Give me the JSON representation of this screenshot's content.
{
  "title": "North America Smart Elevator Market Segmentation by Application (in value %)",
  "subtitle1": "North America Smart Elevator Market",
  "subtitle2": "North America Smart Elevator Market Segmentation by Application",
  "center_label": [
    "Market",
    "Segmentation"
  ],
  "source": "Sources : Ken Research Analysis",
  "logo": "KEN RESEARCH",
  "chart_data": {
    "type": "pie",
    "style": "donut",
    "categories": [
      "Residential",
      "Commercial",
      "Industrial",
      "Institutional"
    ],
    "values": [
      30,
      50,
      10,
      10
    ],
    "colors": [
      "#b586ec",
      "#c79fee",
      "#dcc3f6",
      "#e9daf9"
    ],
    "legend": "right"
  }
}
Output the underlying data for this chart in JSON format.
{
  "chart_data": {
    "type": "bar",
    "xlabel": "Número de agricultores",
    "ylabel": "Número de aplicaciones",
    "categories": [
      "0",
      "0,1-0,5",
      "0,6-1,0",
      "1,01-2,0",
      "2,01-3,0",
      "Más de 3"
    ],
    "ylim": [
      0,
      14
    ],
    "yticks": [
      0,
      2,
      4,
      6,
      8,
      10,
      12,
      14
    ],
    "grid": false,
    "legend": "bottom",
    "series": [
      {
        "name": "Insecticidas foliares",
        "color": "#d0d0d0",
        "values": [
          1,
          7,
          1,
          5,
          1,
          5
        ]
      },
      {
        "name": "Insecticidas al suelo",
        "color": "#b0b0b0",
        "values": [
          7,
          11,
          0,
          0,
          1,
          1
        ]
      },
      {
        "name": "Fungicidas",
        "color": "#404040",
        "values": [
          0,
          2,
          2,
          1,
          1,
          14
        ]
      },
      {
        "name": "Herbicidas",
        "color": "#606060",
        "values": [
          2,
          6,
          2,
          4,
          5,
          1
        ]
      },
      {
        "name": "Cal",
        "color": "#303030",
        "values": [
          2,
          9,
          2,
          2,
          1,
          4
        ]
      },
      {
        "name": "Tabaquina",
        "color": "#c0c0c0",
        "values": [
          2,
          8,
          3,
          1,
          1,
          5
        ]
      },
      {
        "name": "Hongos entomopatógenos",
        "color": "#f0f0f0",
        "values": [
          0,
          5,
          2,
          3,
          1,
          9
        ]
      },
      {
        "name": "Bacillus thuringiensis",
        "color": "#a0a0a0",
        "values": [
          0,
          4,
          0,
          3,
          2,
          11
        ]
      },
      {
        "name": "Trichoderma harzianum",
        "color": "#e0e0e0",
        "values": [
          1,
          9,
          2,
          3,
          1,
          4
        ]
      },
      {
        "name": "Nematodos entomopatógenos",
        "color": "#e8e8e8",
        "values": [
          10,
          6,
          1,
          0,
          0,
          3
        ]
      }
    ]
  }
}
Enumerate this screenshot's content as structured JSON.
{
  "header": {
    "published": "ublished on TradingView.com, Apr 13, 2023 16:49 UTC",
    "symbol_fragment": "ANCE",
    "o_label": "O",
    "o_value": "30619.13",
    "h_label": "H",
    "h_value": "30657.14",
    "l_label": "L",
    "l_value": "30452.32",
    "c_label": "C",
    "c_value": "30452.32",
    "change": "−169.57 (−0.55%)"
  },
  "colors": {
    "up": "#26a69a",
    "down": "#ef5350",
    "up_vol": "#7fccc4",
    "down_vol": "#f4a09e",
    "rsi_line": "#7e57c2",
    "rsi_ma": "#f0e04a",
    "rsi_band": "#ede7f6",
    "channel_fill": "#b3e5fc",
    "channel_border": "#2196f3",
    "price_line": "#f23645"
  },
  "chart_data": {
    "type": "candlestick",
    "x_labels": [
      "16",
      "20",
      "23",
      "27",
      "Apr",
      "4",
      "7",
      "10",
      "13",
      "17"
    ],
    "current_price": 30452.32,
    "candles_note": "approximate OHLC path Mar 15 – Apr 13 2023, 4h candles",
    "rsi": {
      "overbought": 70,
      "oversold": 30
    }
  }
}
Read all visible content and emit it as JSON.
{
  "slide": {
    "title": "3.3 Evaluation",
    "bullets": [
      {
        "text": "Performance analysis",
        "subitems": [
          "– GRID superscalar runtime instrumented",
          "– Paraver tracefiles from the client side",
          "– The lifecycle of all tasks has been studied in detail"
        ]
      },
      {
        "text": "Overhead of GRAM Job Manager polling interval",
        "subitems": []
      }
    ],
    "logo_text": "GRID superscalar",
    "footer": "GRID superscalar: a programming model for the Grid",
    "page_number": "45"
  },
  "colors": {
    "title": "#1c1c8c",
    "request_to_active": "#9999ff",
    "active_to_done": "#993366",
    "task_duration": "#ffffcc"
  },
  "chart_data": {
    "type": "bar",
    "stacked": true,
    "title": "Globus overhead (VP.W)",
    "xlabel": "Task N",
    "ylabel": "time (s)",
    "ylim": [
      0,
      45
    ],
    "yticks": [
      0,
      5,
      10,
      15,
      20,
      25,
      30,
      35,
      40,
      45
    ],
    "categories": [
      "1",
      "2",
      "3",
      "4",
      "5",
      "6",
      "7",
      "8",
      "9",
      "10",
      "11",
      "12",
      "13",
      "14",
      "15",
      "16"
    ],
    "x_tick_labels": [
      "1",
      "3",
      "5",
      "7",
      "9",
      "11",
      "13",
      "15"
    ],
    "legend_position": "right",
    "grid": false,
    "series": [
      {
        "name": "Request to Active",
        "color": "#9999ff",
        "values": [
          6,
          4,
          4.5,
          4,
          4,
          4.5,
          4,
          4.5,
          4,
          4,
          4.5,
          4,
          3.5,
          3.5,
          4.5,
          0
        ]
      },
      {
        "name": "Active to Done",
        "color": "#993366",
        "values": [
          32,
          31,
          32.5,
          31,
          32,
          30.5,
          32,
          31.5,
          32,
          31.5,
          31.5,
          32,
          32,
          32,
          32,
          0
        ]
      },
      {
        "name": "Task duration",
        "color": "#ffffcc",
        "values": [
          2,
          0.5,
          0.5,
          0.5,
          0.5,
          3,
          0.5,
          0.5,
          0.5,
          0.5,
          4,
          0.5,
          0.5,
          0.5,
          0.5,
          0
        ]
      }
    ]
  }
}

▸ **Stated task**: Each line must be given again exactly as written above.

▸ **Answer**:
Give me the JSON representation of this screenshot's content.
{
  "title": "North America Smart Elevator Market Segmentation by Application (in value %)",
  "subtitle1": "North America Smart Elevator Market",
  "subtitle2": "North America Smart Elevator Market Segmentation by Application",
  "center_label": [
    "Market",
    "Segmentation"
  ],
  "source": "Sources : Ken Research Analysis",
  "logo": "KEN RESEARCH",
  "chart_data": {
    "type": "pie",
    "style": "donut",
    "categories": [
      "Residential",
      "Commercial",
      "Industrial",
      "Institutional"
    ],
    "values": [
      30,
      50,
      10,
      10
    ],
    "colors": [
      "#b586ec",
      "#c79fee",
      "#dcc3f6",
      "#e9daf9"
    ],
    "legend": "right"
  }
}
Output the underlying data for this chart in JSON format.
{
  "chart_data": {
    "type": "bar",
    "xlabel": "Número de agricultores",
    "ylabel": "Número de aplicaciones",
    "categories": [
      "0",
      "0,1-0,5",
      "0,6-1,0",
      "1,01-2,0",
      "2,01-3,0",
      "Más de 3"
    ],
    "ylim": [
      0,
      14
    ],
    "yticks": [
      0,
      2,
      4,
      6,
      8,
      10,
      12,
      14
    ],
    "grid": false,
    "legend": "bottom",
    "series": [
      {
        "name": "Insecticidas foliares",
        "color": "#d0d0d0",
        "values": [
          1,
          7,
          1,
          5,
          1,
          5
        ]
      },
      {
        "name": "Insecticidas al suelo",
        "color": "#b0b0b0",
        "values": [
          7,
          11,
          0,
          0,
          1,
          1
        ]
      },
      {
        "name": "Fungicidas",
        "color": "#404040",
        "values": [
          0,
          2,
          2,
          1,
          1,
          14
        ]
      },
      {
        "name": "Herbicidas",
        "color": "#606060",
        "values": [
          2,
          6,
          2,
          4,
          5,
          1
        ]
      },
      {
        "name": "Cal",
        "color": "#303030",
        "values": [
          2,
          9,
          2,
          2,
          1,
          4
        ]
      },
      {
        "name": "Tabaquina",
        "color": "#c0c0c0",
        "values": [
          2,
          8,
          3,
          1,
          1,
          5
        ]
      },
      {
        "name": "Hongos entomopatógenos",
        "color": "#f0f0f0",
        "values": [
          0,
          5,
          2,
          3,
          1,
          9
        ]
      },
      {
        "name": "Bacillus thuringiensis",
        "color": "#a0a0a0",
        "values": [
          0,
          4,
          0,
          3,
          2,
          11
        ]
      },
      {
        "name": "Trichoderma harzianum",
        "color": "#e0e0e0",
        "values": [
          1,
          9,
          2,
          3,
          1,
          4
        ]
      },
      {
        "name": "Nematodos entomopatógenos",
        "color": "#e8e8e8",
        "values": [
          10,
          6,
          1,
          0,
          0,
          3
        ]
      }
    ]
  }
}
Enumerate this screenshot's content as structured JSON.
{
  "header": {
    "published": "ublished on TradingView.com, Apr 13, 2023 16:49 UTC",
    "symbol_fragment": "ANCE",
    "o_label": "O",
    "o_value": "30619.13",
    "h_label": "H",
    "h_value": "30657.14",
    "l_label": "L",
    "l_value": "30452.32",
    "c_label": "C",
    "c_value": "30452.32",
    "change": "−169.57 (−0.55%)"
  },
  "colors": {
    "up": "#26a69a",
    "down": "#ef5350",
    "up_vol": "#7fccc4",
    "down_vol": "#f4a09e",
    "rsi_line": "#7e57c2",
    "rsi_ma": "#f0e04a",
    "rsi_band": "#ede7f6",
    "channel_fill": "#b3e5fc",
    "channel_border": "#2196f3",
    "price_line": "#f23645"
  },
  "chart_data": {
    "type": "candlestick",
    "x_labels": [
      "16",
      "20",
      "23",
      "27",
      "Apr",
      "4",
      "7",
      "10",
      "13",
      "17"
    ],
    "current_price": 30452.32,
    "candles_note": "approximate OHLC path Mar 15 – Apr 13 2023, 4h candles",
    "rsi": {
      "overbought": 70,
      "oversold": 30
    }
  }
}
Read all visible content and emit it as JSON.
{
  "slide": {
    "title": "3.3 Evaluation",
    "bullets": [
      {
        "text": "Performance analysis",
        "subitems": [
          "– GRID superscalar runtime instrumented",
          "– Paraver tracefiles from the client side",
          "– The lifecycle of all tasks has been studied in detail"
        ]
      },
      {
        "text": "Overhead of GRAM Job Manager polling interval",
        "subitems": []
      }
    ],
    "logo_text": "GRID superscalar",
    "footer": "GRID superscalar: a programming model for the Grid",
    "page_number": "45"
  },
  "colors": {
    "title": "#1c1c8c",
    "request_to_active": "#9999ff",
    "active_to_done": "#993366",
    "task_duration": "#ffffcc"
  },
  "chart_data": {
    "type": "bar",
    "stacked": true,
    "title": "Globus overhead (VP.W)",
    "xlabel": "Task N",
    "ylabel": "time (s)",
    "ylim": [
      0,
      45
    ],
    "yticks": [
      0,
      5,
      10,
      15,
      20,
      25,
      30,
      35,
      40,
      45
    ],
    "categories": [
      "1",
      "2",
      "3",
      "4",
      "5",
      "6",
      "7",
      "8",
      "9",
      "10",
      "11",
      "12",
      "13",
      "14",
      "15",
      "16"
    ],
    "x_tick_labels": [
      "1",
      "3",
      "5",
      "7",
      "9",
      "11",
      "13",
      "15"
    ],
    "legend_position": "right",
    "grid": false,
    "series": [
      {
        "name": "Request to Active",
        "color": "#9999ff",
        "values": [
          6,
          4,
          4.5,
          4,
          4,
          4.5,
          4,
          4.5,
          4,
          4,
          4.5,
          4,
          3.5,
          3.5,
          4.5,
          0
        ]
      },
      {
        "name": "Active to Done",
        "color": "#993366",
        "values": [
          32,
          31,
          32.5,
          31,
          32,
          30.5,
          32,
          31.5,
          32,
          31.5,
          31.5,
          32,
          32,
          32,
          32,
          0
        ]
      },
      {
        "name": "Task duration",
        "color": "#ffffcc",
        "values": [
          2,
          0.5,
          0.5,
          0.5,
          0.5,
          3,
          0.5,
          0.5,
          0.5,
          0.5,
          4,
          0.5,
          0.5,
          0.5,
          0.5,
          0
        ]
      }
    ]
  }
}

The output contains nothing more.